Direction:
Go through the entries below, tally each line with the string "What", and give the final number by itself.

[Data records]
——————

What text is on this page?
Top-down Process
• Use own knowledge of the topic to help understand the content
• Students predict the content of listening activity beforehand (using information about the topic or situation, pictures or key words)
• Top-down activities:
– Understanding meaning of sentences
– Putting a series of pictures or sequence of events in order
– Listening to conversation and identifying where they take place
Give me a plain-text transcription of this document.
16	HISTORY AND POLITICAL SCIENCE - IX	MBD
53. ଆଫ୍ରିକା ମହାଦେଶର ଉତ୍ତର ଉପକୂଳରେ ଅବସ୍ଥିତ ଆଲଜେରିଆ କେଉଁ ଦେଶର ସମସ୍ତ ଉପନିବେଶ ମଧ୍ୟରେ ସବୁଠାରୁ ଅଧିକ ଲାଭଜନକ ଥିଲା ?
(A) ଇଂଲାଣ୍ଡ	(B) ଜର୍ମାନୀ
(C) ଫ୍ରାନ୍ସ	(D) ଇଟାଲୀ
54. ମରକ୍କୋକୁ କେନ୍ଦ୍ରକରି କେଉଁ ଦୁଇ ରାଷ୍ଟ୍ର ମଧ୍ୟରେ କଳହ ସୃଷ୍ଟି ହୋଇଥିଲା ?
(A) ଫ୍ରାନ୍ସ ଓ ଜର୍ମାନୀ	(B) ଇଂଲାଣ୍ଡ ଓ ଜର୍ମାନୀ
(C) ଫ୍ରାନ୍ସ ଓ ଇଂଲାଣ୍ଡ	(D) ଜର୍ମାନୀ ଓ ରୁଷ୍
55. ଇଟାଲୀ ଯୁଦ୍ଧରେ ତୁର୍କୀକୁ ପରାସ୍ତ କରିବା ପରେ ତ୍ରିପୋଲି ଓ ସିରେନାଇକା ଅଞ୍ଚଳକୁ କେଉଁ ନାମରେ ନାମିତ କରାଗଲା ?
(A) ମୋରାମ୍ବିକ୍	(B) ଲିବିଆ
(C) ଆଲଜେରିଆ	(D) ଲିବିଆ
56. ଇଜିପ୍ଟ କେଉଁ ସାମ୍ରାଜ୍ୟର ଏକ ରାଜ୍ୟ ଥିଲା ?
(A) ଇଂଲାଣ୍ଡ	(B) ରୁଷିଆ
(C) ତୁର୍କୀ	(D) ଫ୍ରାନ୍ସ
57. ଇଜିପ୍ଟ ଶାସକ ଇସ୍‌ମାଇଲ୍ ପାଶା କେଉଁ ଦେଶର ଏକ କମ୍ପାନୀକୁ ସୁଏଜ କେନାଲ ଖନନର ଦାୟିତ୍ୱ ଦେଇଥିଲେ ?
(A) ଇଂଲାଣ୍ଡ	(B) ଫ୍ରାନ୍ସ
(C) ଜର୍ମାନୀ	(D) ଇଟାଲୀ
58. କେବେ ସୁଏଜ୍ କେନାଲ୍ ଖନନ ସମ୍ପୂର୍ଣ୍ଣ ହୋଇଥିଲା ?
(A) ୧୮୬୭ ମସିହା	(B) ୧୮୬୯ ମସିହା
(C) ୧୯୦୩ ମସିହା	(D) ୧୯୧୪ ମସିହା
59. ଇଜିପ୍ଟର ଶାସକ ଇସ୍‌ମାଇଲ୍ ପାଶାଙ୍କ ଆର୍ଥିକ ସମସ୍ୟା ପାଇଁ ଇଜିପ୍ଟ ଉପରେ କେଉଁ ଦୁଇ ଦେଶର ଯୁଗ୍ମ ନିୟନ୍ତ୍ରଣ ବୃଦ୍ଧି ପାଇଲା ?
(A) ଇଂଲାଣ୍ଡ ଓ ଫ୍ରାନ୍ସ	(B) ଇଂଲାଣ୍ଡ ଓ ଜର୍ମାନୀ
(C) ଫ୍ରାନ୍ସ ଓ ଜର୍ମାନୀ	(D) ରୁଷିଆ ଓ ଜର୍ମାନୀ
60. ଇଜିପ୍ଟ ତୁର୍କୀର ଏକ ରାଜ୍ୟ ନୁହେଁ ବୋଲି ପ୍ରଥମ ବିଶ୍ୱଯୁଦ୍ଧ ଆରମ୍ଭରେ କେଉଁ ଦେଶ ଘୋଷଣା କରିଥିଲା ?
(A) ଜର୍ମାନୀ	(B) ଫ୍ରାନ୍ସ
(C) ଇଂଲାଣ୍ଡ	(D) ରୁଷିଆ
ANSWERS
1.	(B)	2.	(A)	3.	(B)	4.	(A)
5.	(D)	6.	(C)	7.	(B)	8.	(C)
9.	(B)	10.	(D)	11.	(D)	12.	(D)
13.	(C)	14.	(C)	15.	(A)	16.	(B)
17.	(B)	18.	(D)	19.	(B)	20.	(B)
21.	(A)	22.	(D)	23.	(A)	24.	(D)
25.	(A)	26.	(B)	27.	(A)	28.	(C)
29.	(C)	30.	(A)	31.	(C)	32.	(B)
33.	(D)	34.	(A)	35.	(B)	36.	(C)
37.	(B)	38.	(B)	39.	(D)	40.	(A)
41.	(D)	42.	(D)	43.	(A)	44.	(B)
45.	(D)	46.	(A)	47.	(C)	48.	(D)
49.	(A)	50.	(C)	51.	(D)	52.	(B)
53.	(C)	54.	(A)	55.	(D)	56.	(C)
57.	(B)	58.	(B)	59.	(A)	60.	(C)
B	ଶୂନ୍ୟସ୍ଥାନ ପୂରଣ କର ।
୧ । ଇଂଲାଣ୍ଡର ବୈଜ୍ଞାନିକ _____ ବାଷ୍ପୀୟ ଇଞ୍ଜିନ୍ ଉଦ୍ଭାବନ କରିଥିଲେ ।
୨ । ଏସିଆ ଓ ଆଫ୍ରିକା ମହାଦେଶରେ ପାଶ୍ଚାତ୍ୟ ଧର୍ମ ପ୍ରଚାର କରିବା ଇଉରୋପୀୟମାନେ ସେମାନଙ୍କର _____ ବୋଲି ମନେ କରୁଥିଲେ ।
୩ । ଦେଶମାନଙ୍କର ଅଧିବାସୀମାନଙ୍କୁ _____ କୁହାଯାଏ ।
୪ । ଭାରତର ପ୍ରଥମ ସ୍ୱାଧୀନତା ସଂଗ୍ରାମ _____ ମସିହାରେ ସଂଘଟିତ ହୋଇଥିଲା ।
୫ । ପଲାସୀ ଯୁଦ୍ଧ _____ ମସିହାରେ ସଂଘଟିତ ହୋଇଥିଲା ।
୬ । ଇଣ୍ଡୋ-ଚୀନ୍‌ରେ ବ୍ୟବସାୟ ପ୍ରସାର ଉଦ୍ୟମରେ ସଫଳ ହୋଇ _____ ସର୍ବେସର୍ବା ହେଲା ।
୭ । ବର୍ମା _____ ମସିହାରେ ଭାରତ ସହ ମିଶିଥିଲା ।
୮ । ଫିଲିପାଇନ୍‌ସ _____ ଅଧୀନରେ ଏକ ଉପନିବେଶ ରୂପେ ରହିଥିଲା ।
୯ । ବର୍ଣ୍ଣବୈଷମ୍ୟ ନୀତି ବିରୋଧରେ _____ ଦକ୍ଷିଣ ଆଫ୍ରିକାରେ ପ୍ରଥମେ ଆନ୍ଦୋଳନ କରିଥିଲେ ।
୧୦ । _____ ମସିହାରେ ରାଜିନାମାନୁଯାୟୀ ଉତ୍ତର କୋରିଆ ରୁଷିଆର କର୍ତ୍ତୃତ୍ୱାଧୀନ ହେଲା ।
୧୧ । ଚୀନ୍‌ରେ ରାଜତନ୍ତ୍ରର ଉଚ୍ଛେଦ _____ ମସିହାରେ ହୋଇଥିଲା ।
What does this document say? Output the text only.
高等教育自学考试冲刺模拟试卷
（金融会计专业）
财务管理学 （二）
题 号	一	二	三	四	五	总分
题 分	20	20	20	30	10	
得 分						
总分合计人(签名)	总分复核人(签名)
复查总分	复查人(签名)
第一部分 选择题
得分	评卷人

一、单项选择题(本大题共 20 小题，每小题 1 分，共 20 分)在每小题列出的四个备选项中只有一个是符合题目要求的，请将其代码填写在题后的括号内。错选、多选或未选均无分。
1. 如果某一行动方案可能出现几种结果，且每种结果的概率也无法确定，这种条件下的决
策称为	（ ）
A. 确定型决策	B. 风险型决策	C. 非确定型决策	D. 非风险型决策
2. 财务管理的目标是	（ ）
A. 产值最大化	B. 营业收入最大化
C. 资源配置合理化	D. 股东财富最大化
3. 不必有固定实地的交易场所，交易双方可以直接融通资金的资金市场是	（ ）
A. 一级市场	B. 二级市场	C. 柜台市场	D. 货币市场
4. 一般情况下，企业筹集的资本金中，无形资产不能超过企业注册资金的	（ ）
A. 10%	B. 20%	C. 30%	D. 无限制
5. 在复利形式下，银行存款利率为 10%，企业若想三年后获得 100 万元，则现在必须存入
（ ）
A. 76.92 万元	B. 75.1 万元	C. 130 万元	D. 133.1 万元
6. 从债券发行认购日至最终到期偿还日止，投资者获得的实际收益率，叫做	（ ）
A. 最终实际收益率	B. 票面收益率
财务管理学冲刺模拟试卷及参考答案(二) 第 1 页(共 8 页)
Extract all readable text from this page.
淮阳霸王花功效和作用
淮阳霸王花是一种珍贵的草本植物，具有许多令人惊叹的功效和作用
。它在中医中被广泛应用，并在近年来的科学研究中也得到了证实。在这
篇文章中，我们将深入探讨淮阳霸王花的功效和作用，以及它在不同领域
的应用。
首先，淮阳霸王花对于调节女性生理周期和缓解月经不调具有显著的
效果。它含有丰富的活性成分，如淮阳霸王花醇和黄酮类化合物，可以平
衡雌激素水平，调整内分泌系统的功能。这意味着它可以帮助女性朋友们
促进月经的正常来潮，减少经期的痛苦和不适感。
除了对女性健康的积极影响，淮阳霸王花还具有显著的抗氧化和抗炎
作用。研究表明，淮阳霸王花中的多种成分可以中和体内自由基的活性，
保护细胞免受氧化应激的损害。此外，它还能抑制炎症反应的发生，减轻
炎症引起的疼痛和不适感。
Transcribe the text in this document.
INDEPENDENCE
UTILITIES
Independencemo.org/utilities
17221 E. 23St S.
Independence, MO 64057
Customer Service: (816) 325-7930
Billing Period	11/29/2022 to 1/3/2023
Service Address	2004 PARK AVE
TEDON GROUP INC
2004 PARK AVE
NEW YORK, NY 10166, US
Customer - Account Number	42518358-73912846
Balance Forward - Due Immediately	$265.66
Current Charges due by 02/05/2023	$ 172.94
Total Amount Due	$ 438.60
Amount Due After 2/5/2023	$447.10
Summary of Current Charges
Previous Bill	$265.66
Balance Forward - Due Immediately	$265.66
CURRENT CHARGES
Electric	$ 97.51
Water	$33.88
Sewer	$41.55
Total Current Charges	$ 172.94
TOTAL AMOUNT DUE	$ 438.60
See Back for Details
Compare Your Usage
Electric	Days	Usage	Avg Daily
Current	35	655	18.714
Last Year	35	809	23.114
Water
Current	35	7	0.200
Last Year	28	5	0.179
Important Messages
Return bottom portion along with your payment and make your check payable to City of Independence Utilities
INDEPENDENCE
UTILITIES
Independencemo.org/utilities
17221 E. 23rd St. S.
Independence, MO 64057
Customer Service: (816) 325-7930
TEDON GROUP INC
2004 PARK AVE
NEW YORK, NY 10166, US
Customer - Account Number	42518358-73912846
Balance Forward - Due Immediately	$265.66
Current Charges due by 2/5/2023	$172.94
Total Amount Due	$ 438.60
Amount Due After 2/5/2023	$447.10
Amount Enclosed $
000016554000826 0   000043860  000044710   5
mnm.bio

——————

Answer to the problem:
2